## Set exercise
Transcribe the records exactly. Pictures do not belong in the transcription.

** START Given data **

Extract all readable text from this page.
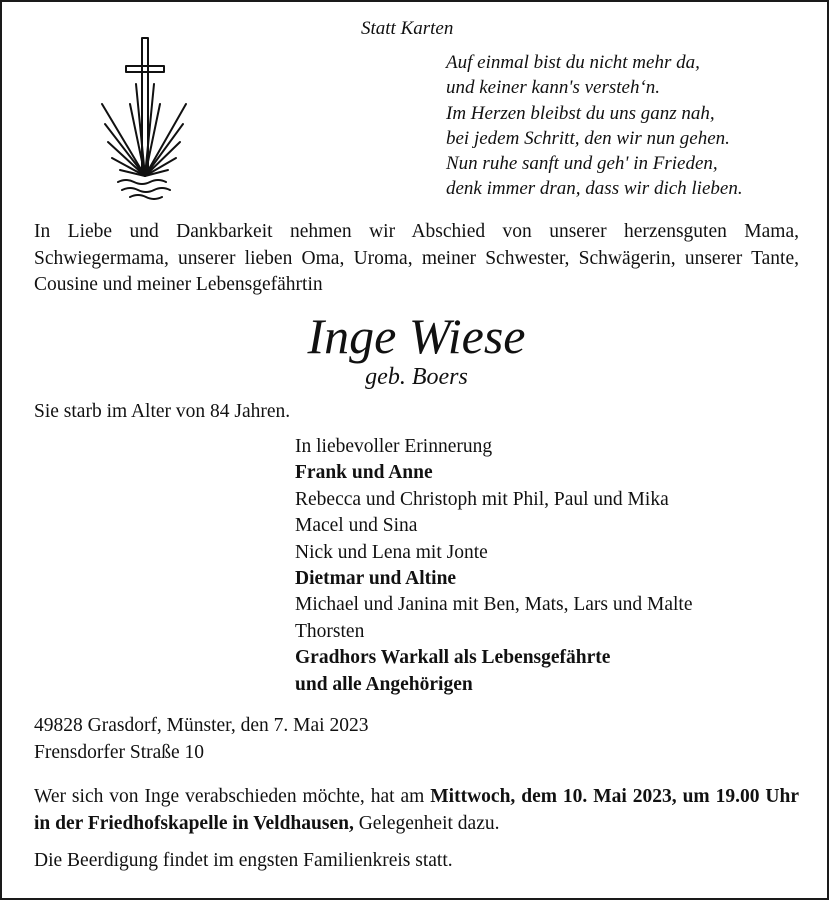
Statt Karten
Auf einmal bist du nicht mehr da,
und keiner kann's versteh‘n.
Im Herzen bleibst du uns ganz nah,
bei jedem Schritt, den wir nun gehen.
Nun ruhe sanft und geh' in Frieden,
denk immer dran, dass wir dich lieben.
In Liebe und Dankbarkeit nehmen wir Abschied von unserer herzensguten Mama, Schwiegermama, unserer lieben Oma, Uroma, meiner Schwester, Schwägerin, unserer Tante, Cousine und meiner Lebensgefährtin
Inge Wiese
geb. Boers
Sie starb im Alter von 84 Jahren.
In liebevoller Erinnerung
Frank und Anne
Rebecca und Christoph mit Phil, Paul und Mika
Macel und Sina
Nick und Lena mit Jonte
Dietmar und Altine
Michael und Janina mit Ben, Mats, Lars und Malte
Thorsten
Gradhors Warkall als Lebensgefährte
und alle Angehörigen
49828 Grasdorf, Münster, den 7. Mai 2023
Frensdorfer Straße 10
Wer sich von Inge verabschieden möchte, hat am Mittwoch, dem 10. Mai 2023, um 19.00 Uhr in der Friedhofskapelle in Veldhausen, Gelegenheit dazu.
Die Beerdigung findet im engsten Familienkreis statt.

** END Given data **

## Correct answer
Extract all readable text from this page.
Statt Karten
Auf einmal bist du nicht mehr da,
und keiner kann's versteh‘n.
Im Herzen bleibst du uns ganz nah,
bei jedem Schritt, den wir nun gehen.
Nun ruhe sanft und geh' in Frieden,
denk immer dran, dass wir dich lieben.
In Liebe und Dankbarkeit nehmen wir Abschied von unserer herzensguten Mama, Schwiegermama, unserer lieben Oma, Uroma, meiner Schwester, Schwägerin, unserer Tante, Cousine und meiner Lebensgefährtin
Inge Wiese
geb. Boers
Sie starb im Alter von 84 Jahren.
In liebevoller Erinnerung
Frank und Anne
Rebecca und Christoph mit Phil, Paul und Mika
Macel und Sina
Nick und Lena mit Jonte
Dietmar und Altine
Michael und Janina mit Ben, Mats, Lars und Malte
Thorsten
Gradhors Warkall als Lebensgefährte
und alle Angehörigen
49828 Grasdorf, Münster, den 7. Mai 2023
Frensdorfer Straße 10
Wer sich von Inge verabschieden möchte, hat am Mittwoch, dem 10. Mai 2023, um 19.00 Uhr in der Friedhofskapelle in Veldhausen, Gelegenheit dazu.
Die Beerdigung findet im engsten Familienkreis statt.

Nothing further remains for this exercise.